• _PROVIDED RECORDS_
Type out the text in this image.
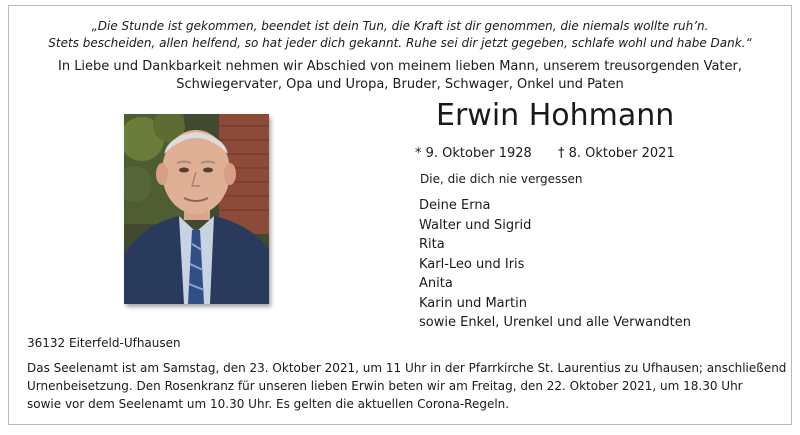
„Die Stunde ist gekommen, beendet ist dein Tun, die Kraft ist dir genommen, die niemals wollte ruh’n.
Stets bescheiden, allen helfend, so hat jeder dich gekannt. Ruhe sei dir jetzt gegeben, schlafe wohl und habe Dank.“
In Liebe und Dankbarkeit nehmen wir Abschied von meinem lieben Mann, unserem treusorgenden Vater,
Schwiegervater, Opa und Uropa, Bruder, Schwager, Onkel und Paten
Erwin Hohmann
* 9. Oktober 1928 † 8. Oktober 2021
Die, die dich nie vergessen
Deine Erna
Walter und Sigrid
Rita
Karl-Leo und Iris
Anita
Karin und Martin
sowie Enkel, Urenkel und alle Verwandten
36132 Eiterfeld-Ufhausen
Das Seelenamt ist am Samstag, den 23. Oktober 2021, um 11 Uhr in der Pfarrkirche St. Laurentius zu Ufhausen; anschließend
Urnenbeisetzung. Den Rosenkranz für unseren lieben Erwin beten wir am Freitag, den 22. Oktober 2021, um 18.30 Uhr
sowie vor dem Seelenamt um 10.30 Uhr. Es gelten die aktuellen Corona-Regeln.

• _INSTRUCTIONS FOR THE TASK_
The listing should be transcribed exactly. No picture is to appear in the transcription.

• _RESPONSE TO THIS EXERCISE_
Type out the text in this image.
„Die Stunde ist gekommen, beendet ist dein Tun, die Kraft ist dir genommen, die niemals wollte ruh’n.
Stets bescheiden, allen helfend, so hat jeder dich gekannt. Ruhe sei dir jetzt gegeben, schlafe wohl und habe Dank.“
In Liebe und Dankbarkeit nehmen wir Abschied von meinem lieben Mann, unserem treusorgenden Vater,
Schwiegervater, Opa und Uropa, Bruder, Schwager, Onkel und Paten
Erwin Hohmann
* 9. Oktober 1928 † 8. Oktober 2021
Die, die dich nie vergessen
Deine Erna
Walter und Sigrid
Rita
Karl-Leo und Iris
Anita
Karin und Martin
sowie Enkel, Urenkel und alle Verwandten
36132 Eiterfeld-Ufhausen
Das Seelenamt ist am Samstag, den 23. Oktober 2021, um 11 Uhr in der Pfarrkirche St. Laurentius zu Ufhausen; anschließend
Urnenbeisetzung. Den Rosenkranz für unseren lieben Erwin beten wir am Freitag, den 22. Oktober 2021, um 18.30 Uhr
sowie vor dem Seelenamt um 10.30 Uhr. Es gelten die aktuellen Corona-Regeln.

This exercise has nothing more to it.